Excerpted records:

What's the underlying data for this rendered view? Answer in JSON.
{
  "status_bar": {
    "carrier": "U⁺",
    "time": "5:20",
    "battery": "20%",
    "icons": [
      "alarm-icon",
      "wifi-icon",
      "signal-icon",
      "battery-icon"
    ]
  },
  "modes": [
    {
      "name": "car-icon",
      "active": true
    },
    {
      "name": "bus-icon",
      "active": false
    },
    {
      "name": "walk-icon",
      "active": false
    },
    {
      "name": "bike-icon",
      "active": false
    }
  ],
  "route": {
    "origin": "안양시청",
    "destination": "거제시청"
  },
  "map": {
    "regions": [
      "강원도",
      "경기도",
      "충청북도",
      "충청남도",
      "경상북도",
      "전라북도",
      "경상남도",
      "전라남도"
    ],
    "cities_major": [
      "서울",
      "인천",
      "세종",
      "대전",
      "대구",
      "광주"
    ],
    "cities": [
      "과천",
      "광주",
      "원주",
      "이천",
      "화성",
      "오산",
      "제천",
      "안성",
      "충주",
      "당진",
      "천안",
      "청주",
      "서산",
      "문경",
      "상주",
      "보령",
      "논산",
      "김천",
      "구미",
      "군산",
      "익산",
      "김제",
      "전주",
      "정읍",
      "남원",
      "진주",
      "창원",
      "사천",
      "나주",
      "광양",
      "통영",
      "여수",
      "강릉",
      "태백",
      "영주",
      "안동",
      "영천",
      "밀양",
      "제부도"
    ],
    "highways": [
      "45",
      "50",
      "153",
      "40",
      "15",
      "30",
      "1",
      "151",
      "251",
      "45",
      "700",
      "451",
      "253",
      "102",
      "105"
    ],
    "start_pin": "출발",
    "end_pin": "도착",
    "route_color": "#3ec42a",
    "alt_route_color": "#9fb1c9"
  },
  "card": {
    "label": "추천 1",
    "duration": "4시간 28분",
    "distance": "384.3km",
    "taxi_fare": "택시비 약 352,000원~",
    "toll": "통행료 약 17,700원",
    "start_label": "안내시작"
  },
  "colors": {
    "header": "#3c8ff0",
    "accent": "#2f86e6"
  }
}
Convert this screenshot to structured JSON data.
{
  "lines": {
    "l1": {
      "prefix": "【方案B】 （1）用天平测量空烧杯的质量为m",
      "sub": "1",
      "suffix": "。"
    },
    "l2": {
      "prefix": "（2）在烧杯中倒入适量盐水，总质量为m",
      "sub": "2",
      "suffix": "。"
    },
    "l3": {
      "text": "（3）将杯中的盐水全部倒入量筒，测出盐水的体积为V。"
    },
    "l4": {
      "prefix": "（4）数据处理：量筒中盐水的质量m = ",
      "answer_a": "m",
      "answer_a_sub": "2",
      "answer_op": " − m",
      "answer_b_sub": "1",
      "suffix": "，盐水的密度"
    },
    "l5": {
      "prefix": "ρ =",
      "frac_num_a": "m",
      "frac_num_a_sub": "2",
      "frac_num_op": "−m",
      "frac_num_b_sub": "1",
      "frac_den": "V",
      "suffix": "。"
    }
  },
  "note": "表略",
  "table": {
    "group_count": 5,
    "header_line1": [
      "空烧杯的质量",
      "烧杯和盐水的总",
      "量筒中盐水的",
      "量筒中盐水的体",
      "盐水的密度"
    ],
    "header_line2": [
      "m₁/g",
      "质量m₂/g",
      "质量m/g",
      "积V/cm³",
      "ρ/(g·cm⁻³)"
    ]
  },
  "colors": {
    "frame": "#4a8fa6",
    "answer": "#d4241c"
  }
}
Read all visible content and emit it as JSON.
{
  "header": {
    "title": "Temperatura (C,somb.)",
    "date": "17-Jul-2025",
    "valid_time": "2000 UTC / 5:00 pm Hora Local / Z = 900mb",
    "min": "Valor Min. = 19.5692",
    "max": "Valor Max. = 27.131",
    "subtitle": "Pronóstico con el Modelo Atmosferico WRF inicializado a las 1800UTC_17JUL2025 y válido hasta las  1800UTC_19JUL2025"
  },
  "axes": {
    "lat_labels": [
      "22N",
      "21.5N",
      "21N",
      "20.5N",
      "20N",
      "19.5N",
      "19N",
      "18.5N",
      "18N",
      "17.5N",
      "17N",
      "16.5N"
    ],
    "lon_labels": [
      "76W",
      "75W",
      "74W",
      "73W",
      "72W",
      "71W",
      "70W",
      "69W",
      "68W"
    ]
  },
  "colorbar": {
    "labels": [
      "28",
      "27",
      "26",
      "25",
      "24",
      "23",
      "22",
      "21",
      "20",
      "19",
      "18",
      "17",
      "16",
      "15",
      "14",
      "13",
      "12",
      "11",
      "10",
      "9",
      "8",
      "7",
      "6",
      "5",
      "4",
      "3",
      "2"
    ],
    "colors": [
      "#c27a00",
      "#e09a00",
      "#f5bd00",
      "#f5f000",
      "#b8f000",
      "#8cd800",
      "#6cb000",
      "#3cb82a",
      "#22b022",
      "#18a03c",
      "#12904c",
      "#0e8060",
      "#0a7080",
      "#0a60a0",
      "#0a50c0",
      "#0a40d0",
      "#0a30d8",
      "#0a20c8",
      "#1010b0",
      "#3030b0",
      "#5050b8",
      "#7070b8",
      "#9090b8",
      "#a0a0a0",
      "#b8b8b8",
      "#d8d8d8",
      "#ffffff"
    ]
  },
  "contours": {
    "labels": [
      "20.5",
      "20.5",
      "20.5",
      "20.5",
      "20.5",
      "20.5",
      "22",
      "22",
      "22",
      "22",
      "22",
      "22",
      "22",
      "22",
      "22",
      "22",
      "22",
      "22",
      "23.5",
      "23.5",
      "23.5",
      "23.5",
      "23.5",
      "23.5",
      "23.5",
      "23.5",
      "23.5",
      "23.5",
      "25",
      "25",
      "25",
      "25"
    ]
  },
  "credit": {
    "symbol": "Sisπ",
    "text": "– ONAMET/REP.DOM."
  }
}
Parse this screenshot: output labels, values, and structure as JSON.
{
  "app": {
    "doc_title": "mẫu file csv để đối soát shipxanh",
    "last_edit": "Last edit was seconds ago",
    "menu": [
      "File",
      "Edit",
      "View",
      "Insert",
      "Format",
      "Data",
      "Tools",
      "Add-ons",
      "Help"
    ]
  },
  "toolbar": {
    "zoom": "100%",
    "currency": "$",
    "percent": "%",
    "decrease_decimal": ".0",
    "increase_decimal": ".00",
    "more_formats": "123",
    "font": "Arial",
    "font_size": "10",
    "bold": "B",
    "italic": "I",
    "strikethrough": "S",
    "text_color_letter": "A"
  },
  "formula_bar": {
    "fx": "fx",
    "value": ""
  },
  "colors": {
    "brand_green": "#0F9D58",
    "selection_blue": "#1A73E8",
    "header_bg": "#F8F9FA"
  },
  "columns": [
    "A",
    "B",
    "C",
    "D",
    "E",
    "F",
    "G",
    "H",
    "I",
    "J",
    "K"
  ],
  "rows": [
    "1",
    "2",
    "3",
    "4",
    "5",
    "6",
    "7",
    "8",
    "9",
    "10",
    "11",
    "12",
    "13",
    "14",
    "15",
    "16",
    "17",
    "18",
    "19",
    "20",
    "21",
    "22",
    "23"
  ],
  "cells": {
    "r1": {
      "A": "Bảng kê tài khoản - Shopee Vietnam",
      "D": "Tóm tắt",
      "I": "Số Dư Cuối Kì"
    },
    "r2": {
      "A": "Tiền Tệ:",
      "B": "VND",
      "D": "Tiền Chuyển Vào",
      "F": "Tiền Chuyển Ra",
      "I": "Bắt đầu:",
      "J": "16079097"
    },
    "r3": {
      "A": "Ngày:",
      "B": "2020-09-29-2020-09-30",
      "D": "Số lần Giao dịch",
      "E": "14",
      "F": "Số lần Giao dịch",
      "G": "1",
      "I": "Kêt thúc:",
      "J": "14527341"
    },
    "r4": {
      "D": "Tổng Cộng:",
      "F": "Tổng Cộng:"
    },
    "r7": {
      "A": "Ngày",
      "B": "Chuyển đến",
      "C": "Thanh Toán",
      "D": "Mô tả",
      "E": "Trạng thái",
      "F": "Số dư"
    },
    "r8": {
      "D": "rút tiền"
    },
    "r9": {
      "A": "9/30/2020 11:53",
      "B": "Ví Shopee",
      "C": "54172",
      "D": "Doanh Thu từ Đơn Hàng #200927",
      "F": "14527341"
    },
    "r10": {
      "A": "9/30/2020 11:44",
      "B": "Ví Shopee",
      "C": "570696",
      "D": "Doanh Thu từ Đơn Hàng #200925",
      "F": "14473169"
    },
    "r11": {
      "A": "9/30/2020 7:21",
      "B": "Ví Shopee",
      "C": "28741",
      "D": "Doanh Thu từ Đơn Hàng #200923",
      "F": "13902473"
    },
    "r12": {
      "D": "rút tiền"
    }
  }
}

What the task requires:
Which lines hold the string "screenshot"? List them all.

Solution for this task:
Convert this screenshot to structured JSON data.
Parse this screenshot: output labels, values, and structure as JSON.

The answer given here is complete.